_SET EXERCISE_: Please print the part of the bug report below that falls between "- (I set a breakpoint" and "for 0 hours)", inclusive, copying it word for word.

_SOURCE EXTRACT_:
<<<<

Excessive logging for invalid SDK key
seangatewood opened this issue ยท 7 comments
Is this a support request?
No
Describe the bug
When an LDClient has a bad SDK key (because it expired or was bad from the beginning), it repeatedly logs about it and triggers any DataSourceStatusProvider.StatusListener
s
To reproduce
- Initialize a LDClient connected to environment X
- Wait for log to say
INFO com.launchdarkly.sdk.server.LDClient.DataSource - Initialized LaunchDarkly client.
- (I set a breakpoint after initializing it and configured to stop only the test thread)
- Go into LaunchDarkly and reset environment X's SDK key (keep old key around for 0 hours)
- The log will repeatedly say
ERROR com.launchdarkly.sdk.server.LDClient.DataSource - Error in stream connection (giving up permanently): HTTP error 401 (invalid SDK key)
- Upon further inspection, it seems this bug also occurs if you just set the SDK key to any random string from the beginning like
pizza
The same issue exists for StatusListener
s
We were also considering setting up alerts for sites that have expired SDK keys, and we were considering using the DataSourceStatusProvider
for that.

>>>>

_DATA SHOWN_:
<<<<

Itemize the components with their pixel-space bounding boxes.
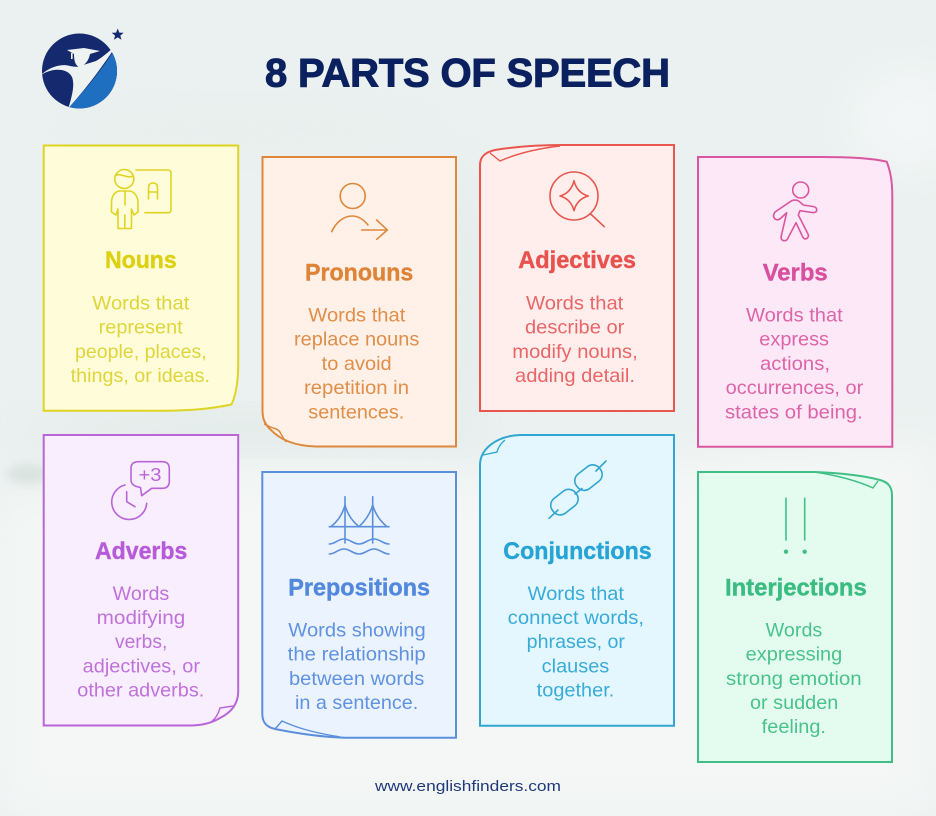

>>>>

_FULL ANSWER_:
- (I set a breakpoint after initializing it and configured to stop only the test thread)
- Go into LaunchDarkly and reset environment X's SDK key (keep old key around for 0 hours)